→ **DIRECTIONS FOR THIS TASK**:
Write out every line below that includes the word "physically".

Dataset records:
----------------

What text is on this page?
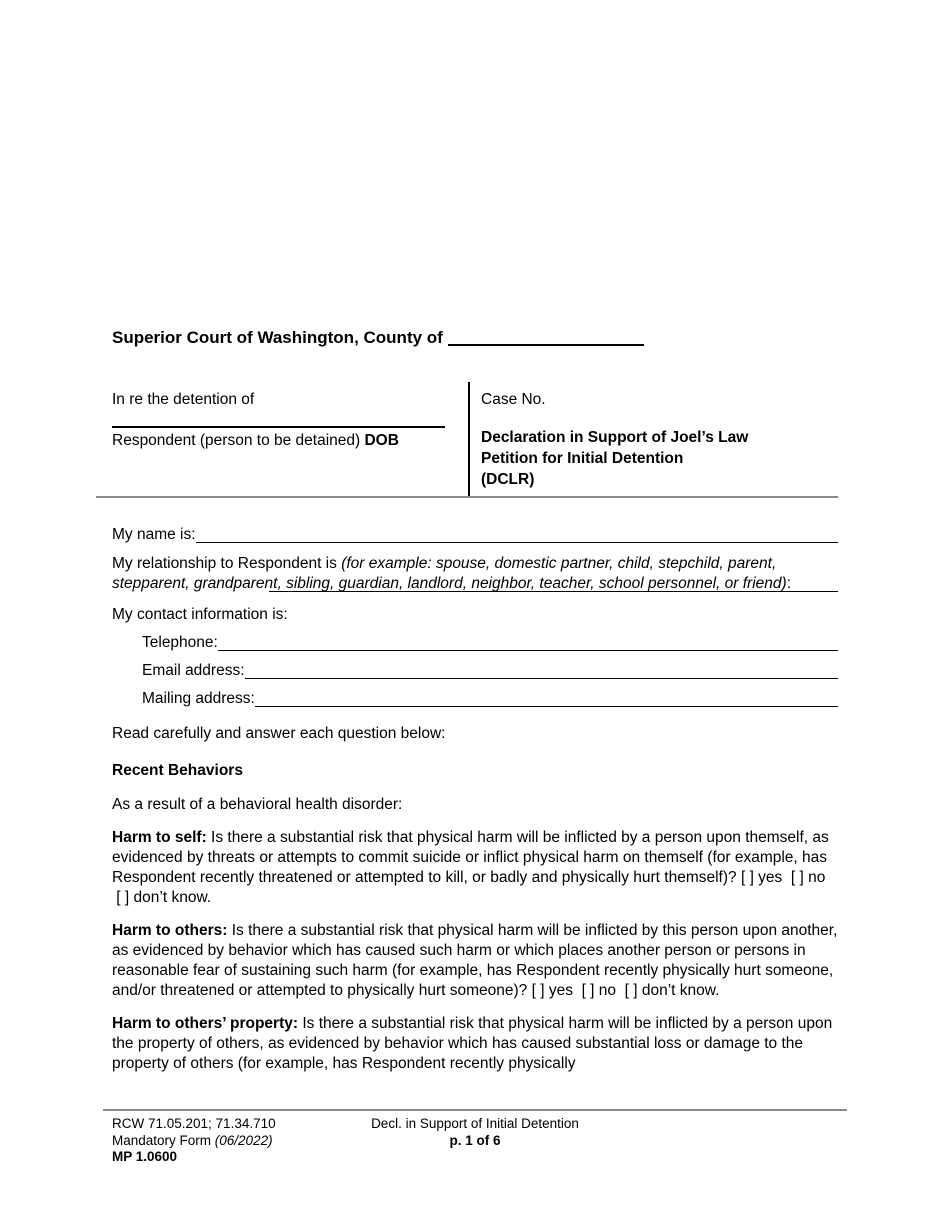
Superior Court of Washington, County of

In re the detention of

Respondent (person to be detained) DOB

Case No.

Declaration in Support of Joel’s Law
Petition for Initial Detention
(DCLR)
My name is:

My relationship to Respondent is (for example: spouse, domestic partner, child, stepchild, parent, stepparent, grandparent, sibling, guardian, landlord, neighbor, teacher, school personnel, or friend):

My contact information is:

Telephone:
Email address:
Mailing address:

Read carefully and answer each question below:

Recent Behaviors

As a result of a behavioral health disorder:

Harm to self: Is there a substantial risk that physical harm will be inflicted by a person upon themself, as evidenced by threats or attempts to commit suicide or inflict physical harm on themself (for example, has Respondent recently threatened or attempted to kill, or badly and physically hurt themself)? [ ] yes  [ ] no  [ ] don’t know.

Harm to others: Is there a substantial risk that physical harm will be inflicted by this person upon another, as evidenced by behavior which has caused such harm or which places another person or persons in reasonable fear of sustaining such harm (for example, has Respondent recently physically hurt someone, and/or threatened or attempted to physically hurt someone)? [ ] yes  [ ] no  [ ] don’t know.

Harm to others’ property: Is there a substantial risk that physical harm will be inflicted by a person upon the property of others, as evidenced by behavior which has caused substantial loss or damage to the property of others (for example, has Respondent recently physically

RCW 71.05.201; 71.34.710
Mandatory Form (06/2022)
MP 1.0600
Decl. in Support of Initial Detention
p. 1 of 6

----------------

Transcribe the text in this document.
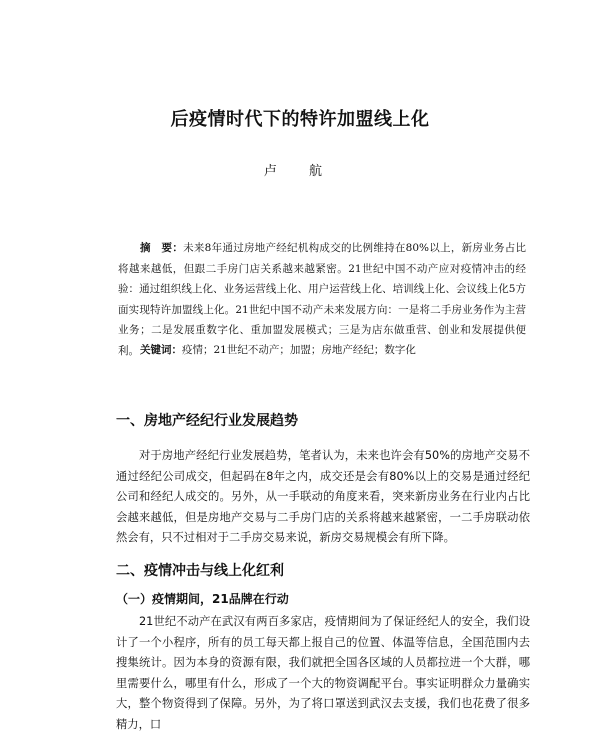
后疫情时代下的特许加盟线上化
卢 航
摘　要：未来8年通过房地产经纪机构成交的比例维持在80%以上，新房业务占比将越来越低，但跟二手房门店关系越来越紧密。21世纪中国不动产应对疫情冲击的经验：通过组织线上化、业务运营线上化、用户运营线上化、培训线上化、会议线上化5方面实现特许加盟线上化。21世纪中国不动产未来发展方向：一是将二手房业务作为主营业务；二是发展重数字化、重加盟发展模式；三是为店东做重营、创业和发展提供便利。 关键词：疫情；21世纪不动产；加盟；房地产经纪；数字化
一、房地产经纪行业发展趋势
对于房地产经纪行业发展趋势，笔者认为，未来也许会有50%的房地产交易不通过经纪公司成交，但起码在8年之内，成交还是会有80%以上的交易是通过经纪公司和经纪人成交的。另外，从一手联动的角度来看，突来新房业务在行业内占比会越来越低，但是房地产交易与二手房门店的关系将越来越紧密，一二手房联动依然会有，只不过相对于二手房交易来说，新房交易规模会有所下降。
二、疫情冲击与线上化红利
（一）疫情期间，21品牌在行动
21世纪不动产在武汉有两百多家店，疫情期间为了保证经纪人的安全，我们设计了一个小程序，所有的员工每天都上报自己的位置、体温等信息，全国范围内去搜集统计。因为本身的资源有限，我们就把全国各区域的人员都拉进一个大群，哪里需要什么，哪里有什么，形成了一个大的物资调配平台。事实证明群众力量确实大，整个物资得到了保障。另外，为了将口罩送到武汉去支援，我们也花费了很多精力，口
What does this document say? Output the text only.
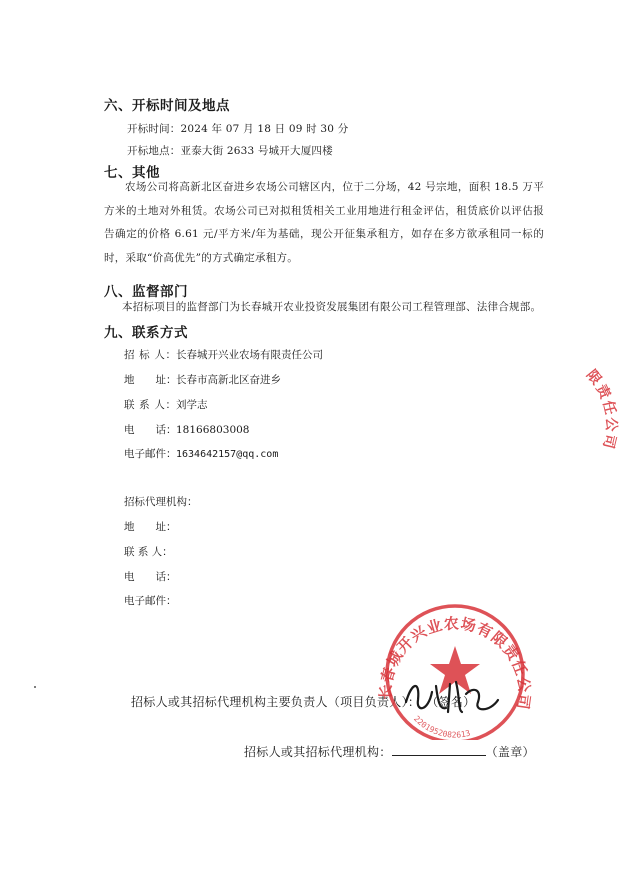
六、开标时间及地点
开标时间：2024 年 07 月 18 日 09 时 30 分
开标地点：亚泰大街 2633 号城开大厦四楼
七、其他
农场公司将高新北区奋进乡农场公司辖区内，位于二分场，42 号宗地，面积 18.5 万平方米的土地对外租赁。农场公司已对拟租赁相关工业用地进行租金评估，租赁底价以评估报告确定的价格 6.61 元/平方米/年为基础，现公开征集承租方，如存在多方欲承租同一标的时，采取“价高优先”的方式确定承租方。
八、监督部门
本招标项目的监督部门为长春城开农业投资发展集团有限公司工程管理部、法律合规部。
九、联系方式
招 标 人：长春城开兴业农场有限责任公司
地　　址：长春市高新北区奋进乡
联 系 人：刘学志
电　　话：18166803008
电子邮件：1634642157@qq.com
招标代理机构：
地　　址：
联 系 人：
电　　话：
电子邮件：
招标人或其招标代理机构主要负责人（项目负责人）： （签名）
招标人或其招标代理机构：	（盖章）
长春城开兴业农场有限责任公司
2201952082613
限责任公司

----------------

→ **SOLUTION TO THIS EXERCISE**:
Harm to self: Is there a substantial risk that physical harm will be inflicted by a person upon themself, as evidenced by threats or attempts to commit suicide or inflict physical harm on themself (for example, has Respondent recently threatened or attempted to kill, or badly and physically hurt themself)? [ ] yes  [ ] no  [ ] don’t know.
Harm to others: Is there a substantial risk that physical harm will be inflicted by this person upon another, as evidenced by behavior which has caused such harm or which places another person or persons in reasonable fear of sustaining such harm (for example, has Respondent recently physically hurt someone, and/or threatened or attempted to physically hurt someone)? [ ] yes  [ ] no  [ ] don’t know.
Harm to others’ property: Is there a substantial risk that physical harm will be inflicted by a person upon the property of others, as evidenced by behavior which has caused substantial loss or damage to the property of others (for example, has Respondent recently physically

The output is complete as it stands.